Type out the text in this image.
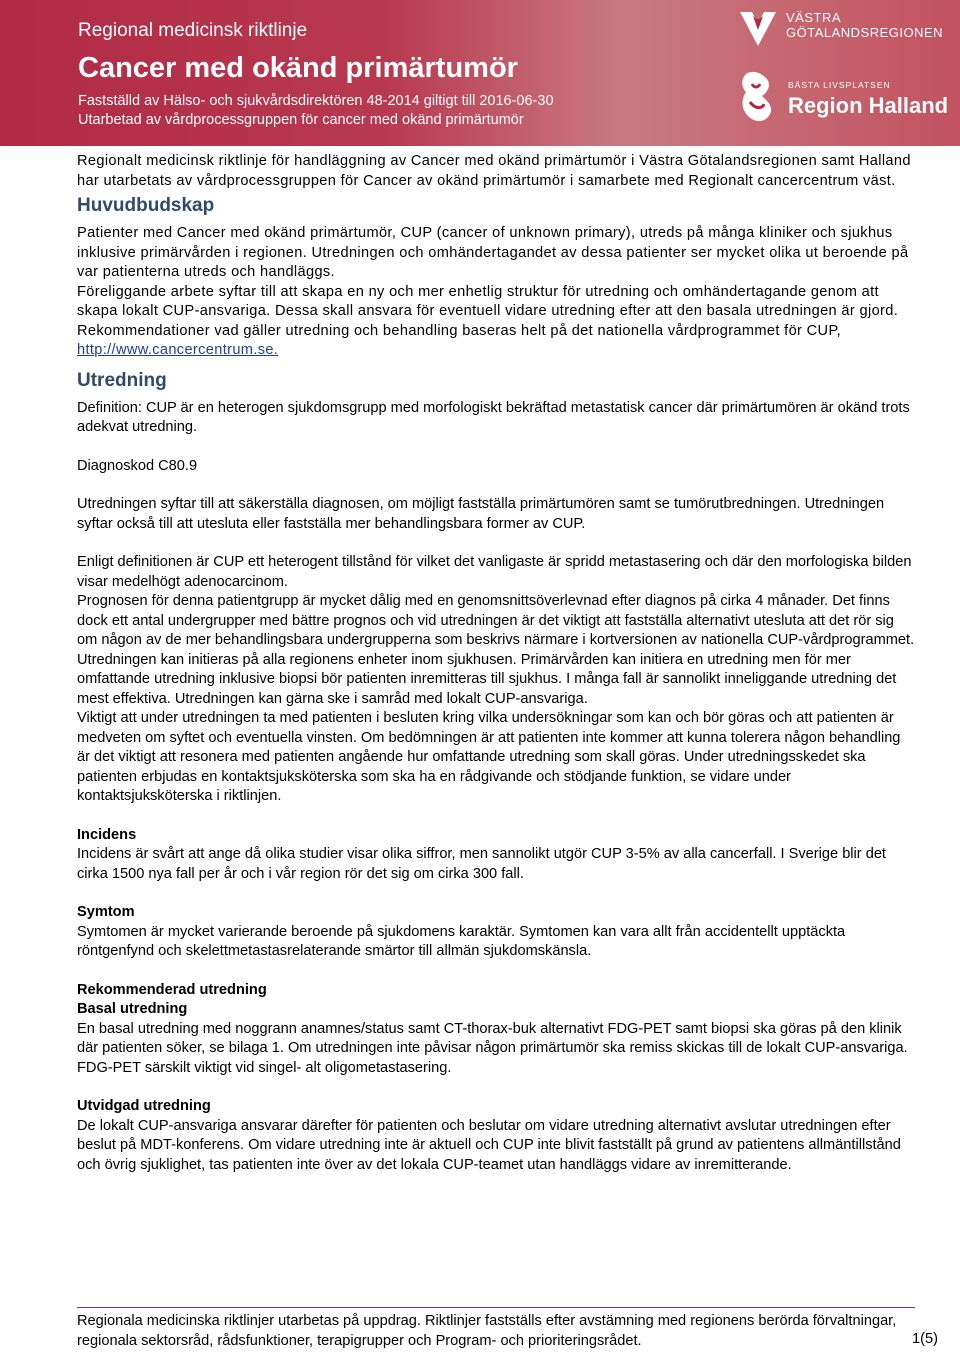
Regional medicinsk riktlinje
Cancer med okänd primärtumör
Fastställd av Hälso- och sjukvårdsdirektören 48-2014 giltigt till 2016-06-30
Utarbetad av vårdprocessgruppen för cancer med okänd primärtumör
VÄSTRA
GÖTALANDSREGIONEN
BÄSTA LIVSPLATSEN
Region Halland

Regionalt medicinsk riktlinje för handläggning av Cancer med okänd primärtumör i Västra Götalandsregionen samt Halland har utarbetats av vårdprocessgruppen för Cancer av okänd primärtumör i samarbete med Regionalt cancercentrum väst.

Huvudbudskap

Patienter med Cancer med okänd primärtumör, CUP (cancer of unknown primary), utreds på många kliniker och sjukhus inklusive primärvården i regionen. Utredningen och omhändertagandet av dessa patienter ser mycket olika ut beroende på var patienterna utreds och handläggs.

Föreliggande arbete syftar till att skapa en ny och mer enhetlig struktur för utredning och omhändertagande genom att skapa lokalt CUP-ansvariga. Dessa skall ansvara för eventuell vidare utredning efter att den basala utredningen är gjord.

Rekommendationer vad gäller utredning och behandling baseras helt på det nationella vårdprogrammet för CUP, http://www.cancercentrum.se.

Utredning

Definition: CUP är en heterogen sjukdomsgrupp med morfologiskt bekräftad metastatisk cancer där primärtumören är okänd trots adekvat utredning.

Diagnoskod C80.9

Utredningen syftar till att säkerställa diagnosen, om möjligt fastställa primärtumören samt se tumörutbredningen. Utredningen syftar också till att utesluta eller fastställa mer behandlingsbara former av CUP.

Enligt definitionen är CUP ett heterogent tillstånd för vilket det vanligaste är spridd metastasering och där den morfologiska bilden visar medelhögt adenocarcinom.

Prognosen för denna patientgrupp är mycket dålig med en genomsnittsöverlevnad efter diagnos på cirka 4 månader. Det finns dock ett antal undergrupper med bättre prognos och vid utredningen är det viktigt att fastställa alternativt utesluta att det rör sig om någon av de mer behandlingsbara undergrupperna som beskrivs närmare i kortversionen av nationella CUP-vårdprogrammet.

Utredningen kan initieras på alla regionens enheter inom sjukhusen. Primärvården kan initiera en utredning men för mer omfattande utredning inklusive biopsi bör patienten inremitteras till sjukhus. I många fall är sannolikt inneliggande utredning det mest effektiva. Utredningen kan gärna ske i samråd med lokalt CUP-ansvariga.

Viktigt att under utredningen ta med patienten i besluten kring vilka undersökningar som kan och bör göras och att patienten är medveten om syftet och eventuella vinsten. Om bedömningen är att patienten inte kommer att kunna tolerera någon behandling är det viktigt att resonera med patienten angående hur omfattande utredning som skall göras. Under utredningsskedet ska patienten erbjudas en kontaktsjuksköterska som ska ha en rådgivande och stödjande funktion, se vidare under kontaktsjuksköterska i riktlinjen.

Incidens

Incidens är svårt att ange då olika studier visar olika siffror, men sannolikt utgör CUP 3-5% av alla cancerfall. I Sverige blir det cirka 1500 nya fall per år och i vår region rör det sig om cirka 300 fall.

Symtom

Symtomen är mycket varierande beroende på sjukdomens karaktär. Symtomen kan vara allt från accidentellt upptäckta röntgenfynd och skelettmetastasrelaterande smärtor till allmän sjukdomskänsla.

Rekommenderad utredning
Basal utredning

En basal utredning med noggrann anamnes/status samt CT-thorax-buk alternativt FDG-PET samt biopsi ska göras på den klinik där patienten söker, se bilaga 1. Om utredningen inte påvisar någon primärtumör ska remiss skickas till de lokalt CUP-ansvariga. FDG-PET särskilt viktigt vid singel- alt oligometastasering.

Utvidgad utredning

De lokalt CUP-ansvariga ansvarar därefter för patienten och beslutar om vidare utredning alternativt avslutar utredningen efter beslut på MDT-konferens. Om vidare utredning inte är aktuell och CUP inte blivit fastställt på grund av patientens allmäntillstånd och övrig sjuklighet, tas patienten inte över av det lokala CUP-teamet utan handläggs vidare av inremitterande.

Regionala medicinska riktlinjer utarbetas på uppdrag. Riktlinjer fastställs efter avstämning med regionens berörda förvaltningar, regionala sektorsråd, rådsfunktioner, terapigrupper och Program- och prioriteringsrådet.	1(5)
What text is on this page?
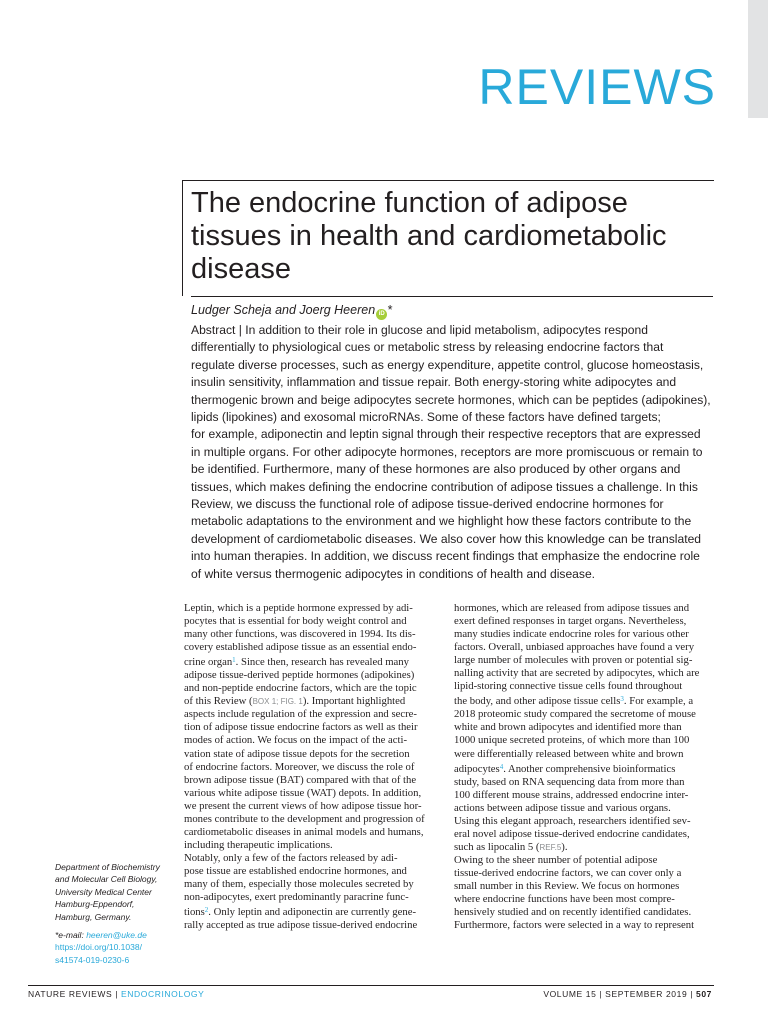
REVIEWS
The endocrine function of adipose tissues in health and cardiometabolic disease
Ludger Scheja and Joerg Heeren iD *

Abstract | In addition to their role in glucose and lipid metabolism, adipocytes respond

differentially to physiological cues or metabolic stress by releasing endocrine factors that

regulate diverse processes, such as energy expenditure, appetite control, glucose homeostasis,

insulin sensitivity, inflammation and tissue repair. Both energy-storing white adipocytes and

thermogenic brown and beige adipocytes secrete hormones, which can be peptides (adipokines),

lipids (lipokines) and exosomal microRNAs. Some of these factors have defined targets;

for example, adiponectin and leptin signal through their respective receptors that are expressed

in multiple organs. For other adipocyte hormones, receptors are more promiscuous or remain to

be identified. Furthermore, many of these hormones are also produced by other organs and

tissues, which makes defining the endocrine contribution of adipose tissues a challenge. In this

Review, we discuss the functional role of adipose tissue-derived endocrine hormones for

metabolic adaptations to the environment and we highlight how these factors contribute to the

development of cardiometabolic diseases. We also cover how this knowledge can be translated

into human therapies. In addition, we discuss recent findings that emphasize the endocrine role

of white versus thermogenic adipocytes in conditions of health and disease.

Leptin, which is a peptide hormone expressed by adi-

pocytes that is essential for body weight control and

many other functions, was discovered in 1994. Its dis-

covery established adipose tissue as an essential endo-

crine organ$^1$. Since then, research has revealed many

adipose tissue-derived peptide hormones (adipokines)

and non-peptide endocrine factors, which are the topic

of this Review (BOX 1; FIG. 1). Important highlighted

aspects include regulation of the expression and secre-

tion of adipose tissue endocrine factors as well as their

modes of action. We focus on the impact of the acti-

vation state of adipose tissue depots for the secretion

of endocrine factors. Moreover, we discuss the role of

brown adipose tissue (BAT) compared with that of the

various white adipose tissue (WAT) depots. In addition,

we present the current views of how adipose tissue hor-

mones contribute to the development and progression of

cardiometabolic diseases in animal models and humans,

including therapeutic implications.

Notably, only a few of the factors released by adi-

pose tissue are established endocrine hormones, and

many of them, especially those molecules secreted by

non-adipocytes, exert predominantly paracrine func-

tions$^2$. Only leptin and adiponectin are currently gene-

rally accepted as true adipose tissue-derived endocrine

hormones, which are released from adipose tissues and

exert defined responses in target organs. Nevertheless,

many studies indicate endocrine roles for various other

factors. Overall, unbiased approaches have found a very

large number of molecules with proven or potential sig-

nalling activity that are secreted by adipocytes, which are

lipid-storing connective tissue cells found throughout

the body, and other adipose tissue cells$^3$. For example, a

2018 proteomic study compared the secretome of mouse

white and brown adipocytes and identified more than

1000 unique secreted proteins, of which more than 100

were differentially released between white and brown

adipocytes$^4$. Another comprehensive bioinformatics

study, based on RNA sequencing data from more than

100 different mouse strains, addressed endocrine inter-

actions between adipose tissue and various organs.

Using this elegant approach, researchers identified sev-

eral novel adipose tissue-derived endocrine candidates,

such as lipocalin 5 (REF.5).

Owing to the sheer number of potential adipose

tissue-derived endocrine factors, we can cover only a

small number in this Review. We focus on hormones

where endocrine functions have been most compre-

hensively studied and on recently identified candidates.

Furthermore, factors were selected in a way to represent

Department of Biochemistry

and Molecular Cell Biology,

University Medical Center

Hamburg-Eppendorf,

Hamburg, Germany.

*e-mail: heeren@uke.de

https://doi.org/10.1038/

s41574-019-0230-6

NATURE REVIEWS | ENDOCRINOLOGY	VOLUME 15 | SEPTEMBER 2019 | 507
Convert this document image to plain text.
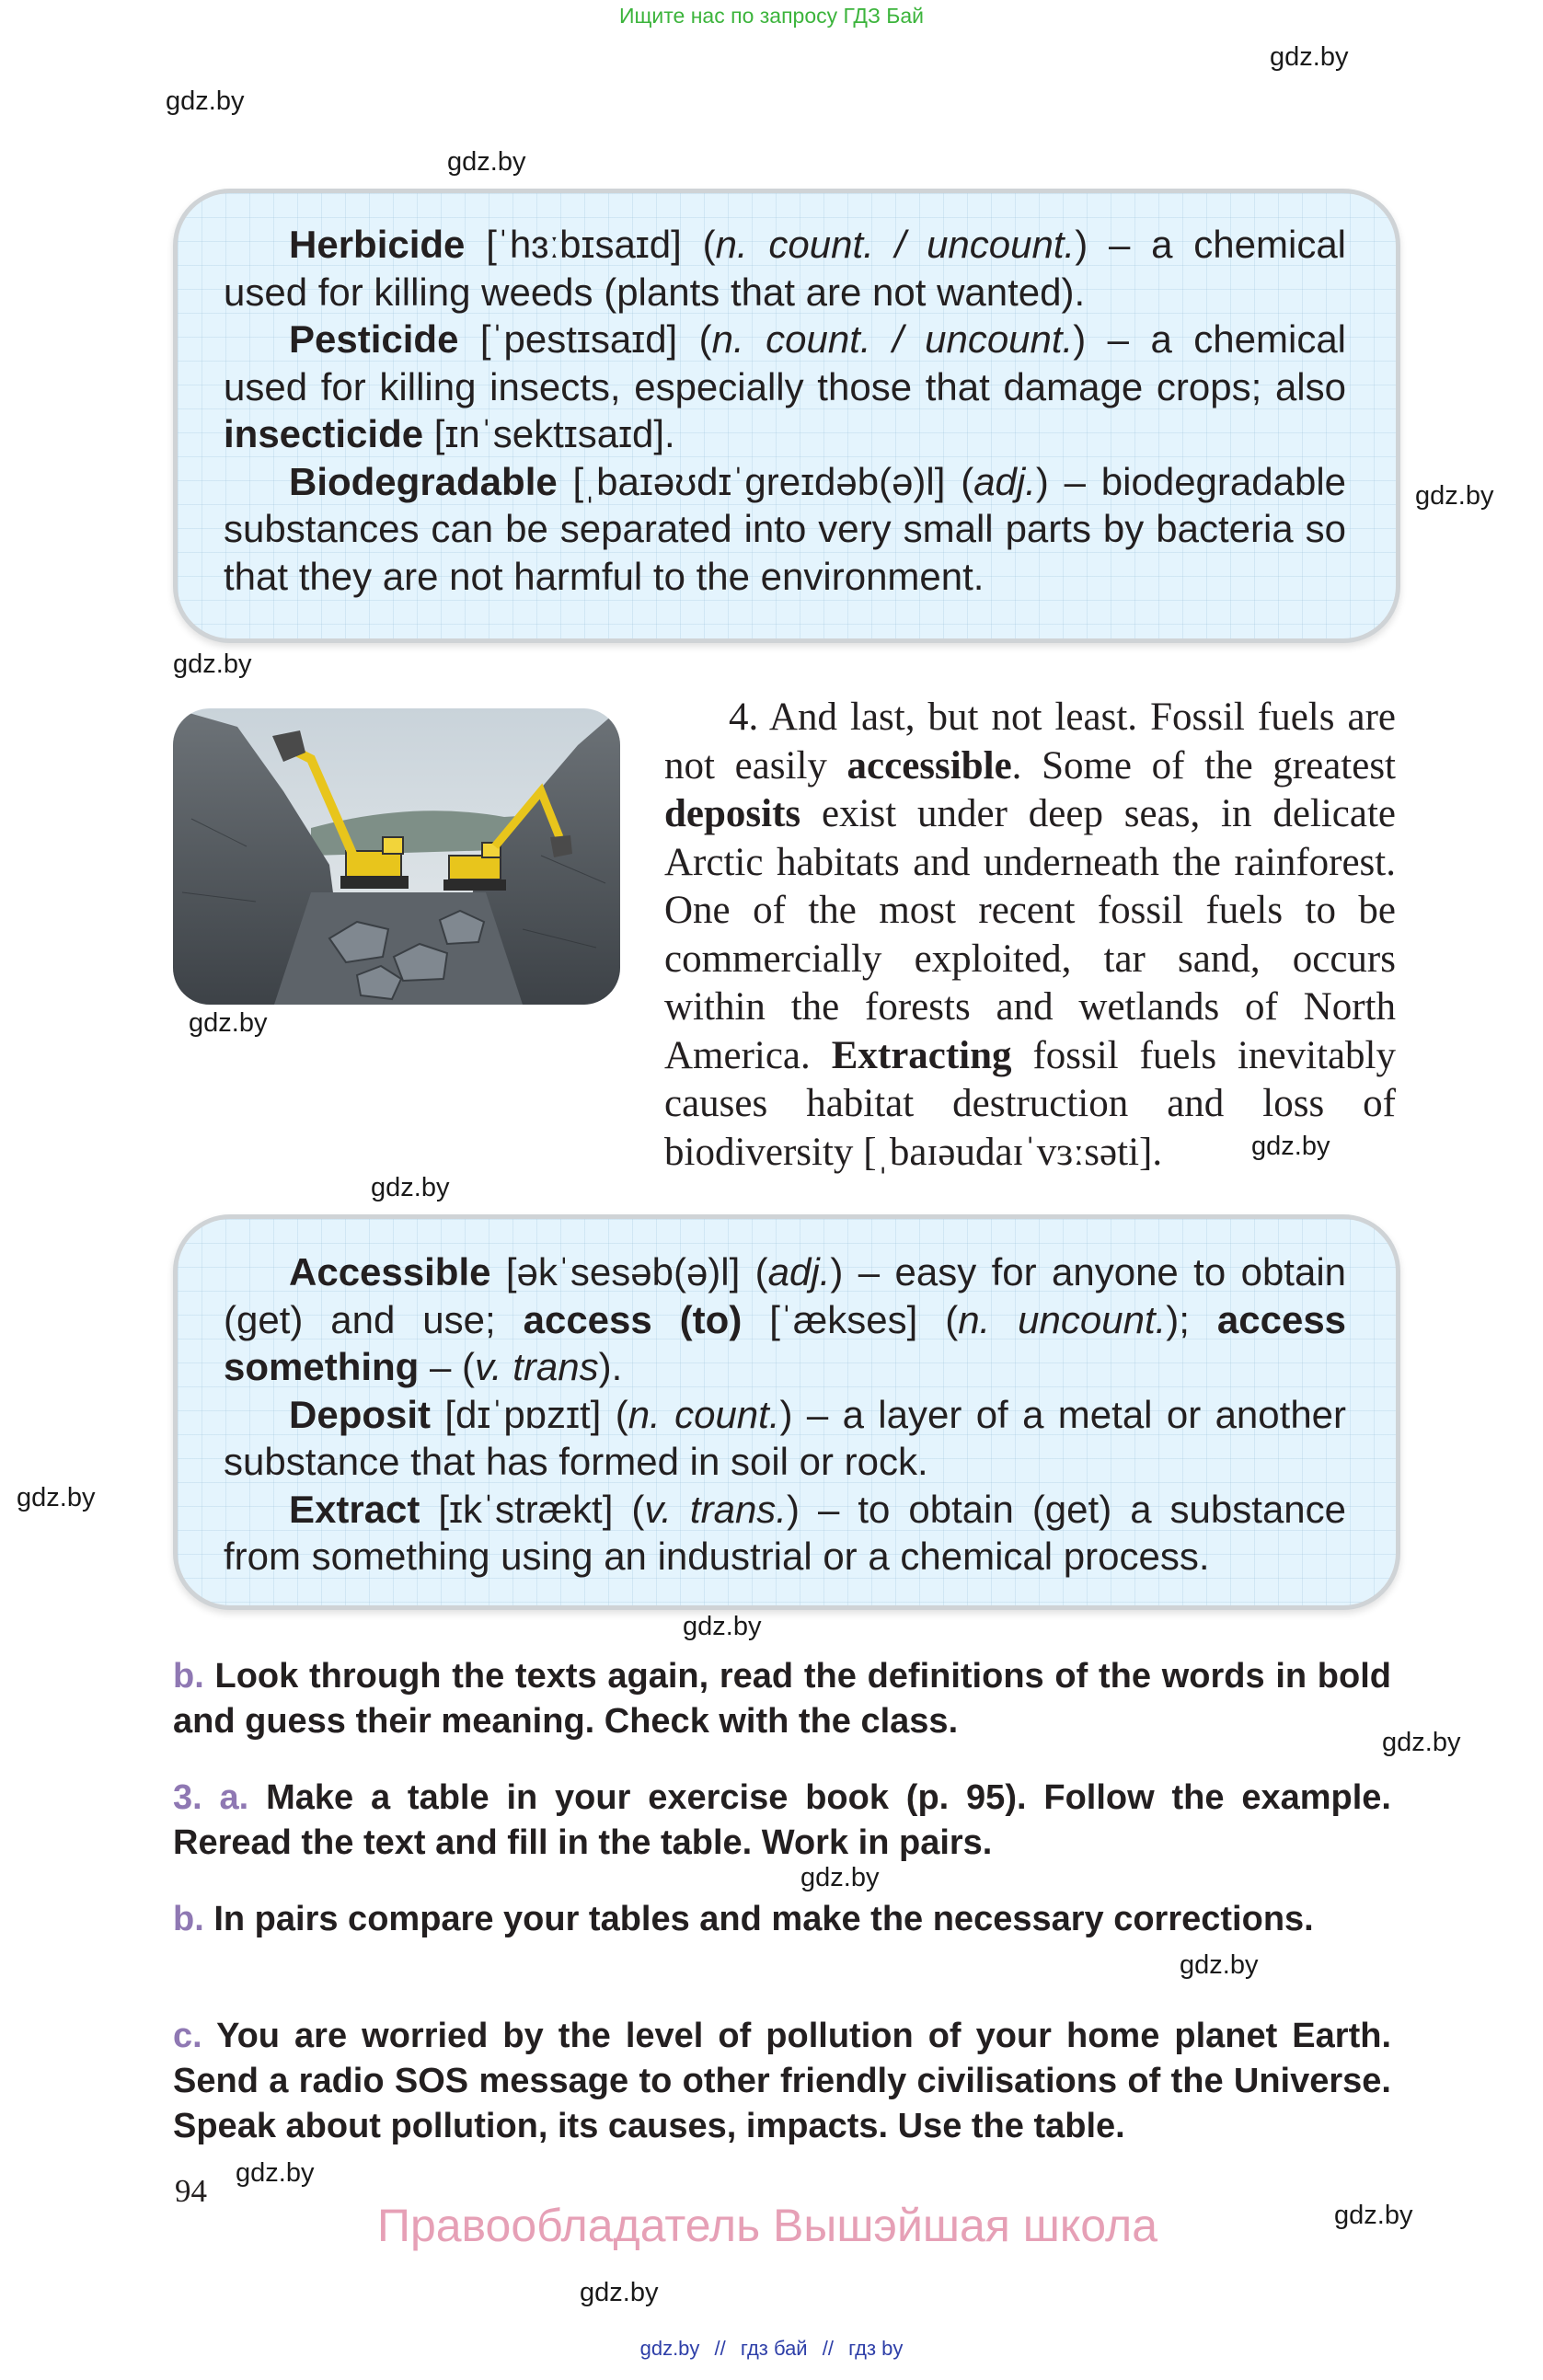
Ищите нас по запросу ГДЗ Бай
gdz.by
gdz.by
gdz.by
gdz.by
gdz.by
gdz.by
gdz.by
gdz.by
gdz.by
gdz.by
gdz.by
gdz.by
gdz.by
gdz.by
gdz.by
gdz.by

Herbicide [ˈhɜːbɪsaɪd] (n. count. / uncount.) – a chemical used for killing weeds (plants that are not wanted).

Pesticide [ˈpestɪsaɪd] (n. count. / uncount.) – a chemical used for killing insects, especially those that damage crops; also insecticide [ɪnˈsektɪsaɪd].

Biodegradable [ˌbaɪəʊdɪˈgreɪdəb(ə)l] (adj.) – biodegradable substances can be separated into very small parts by bacteria so that they are not harmful to the environment.

4. And last, but not least. Fossil fuels are not easily accessible. Some of the greatest deposits exist under deep seas, in delicate Arctic habitats and underneath the rainforest. One of the most recent fossil fuels to be commercially exploited, tar sand, occurs within the forests and wetlands of North America. Extracting fossil fuels inevitably causes habitat destruction and loss of biodiversity [ˌbaɪəudaɪˈvɜːsəti].

Accessible [əkˈsesəb(ə)l] (adj.) – easy for anyone to obtain (get) and use; access (to) [ˈækses] (n. uncount.); access something – (v. trans).

Deposit [dɪˈpɒzɪt] (n. count.) – a layer of a metal or another substance that has formed in soil or rock.

Extract [ɪkˈstrækt] (v. trans.) – to obtain (get) a substance from something using an industrial or a chemical process.

b. Look through the texts again, read the definitions of the words in bold and guess their meaning. Check with the class.

3. a. Make a table in your exercise book (p. 95). Follow the example. Reread the text and fill in the table. Work in pairs.

b. In pairs compare your tables and make the necessary corrections.

c. You are worried by the level of pollution of your home planet Earth. Send a radio SOS message to other friendly civilisations of the Universe. Speak about pollution, its causes, impacts. Use the table.

94
Правообладатель Вышэйшая школа
gdz.by // гдз бай // гдз by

☆ ☆ ☆ ☆

**PROBLEM STATEMENT**
Filter the entries down to the lines with the word "adiponectin" in them.

**OUTPUT FOR THIS TASK**
for example, adiponectin and leptin signal through their respective receptors that are expressed
tions$^2$. Only leptin and adiponectin are currently gene-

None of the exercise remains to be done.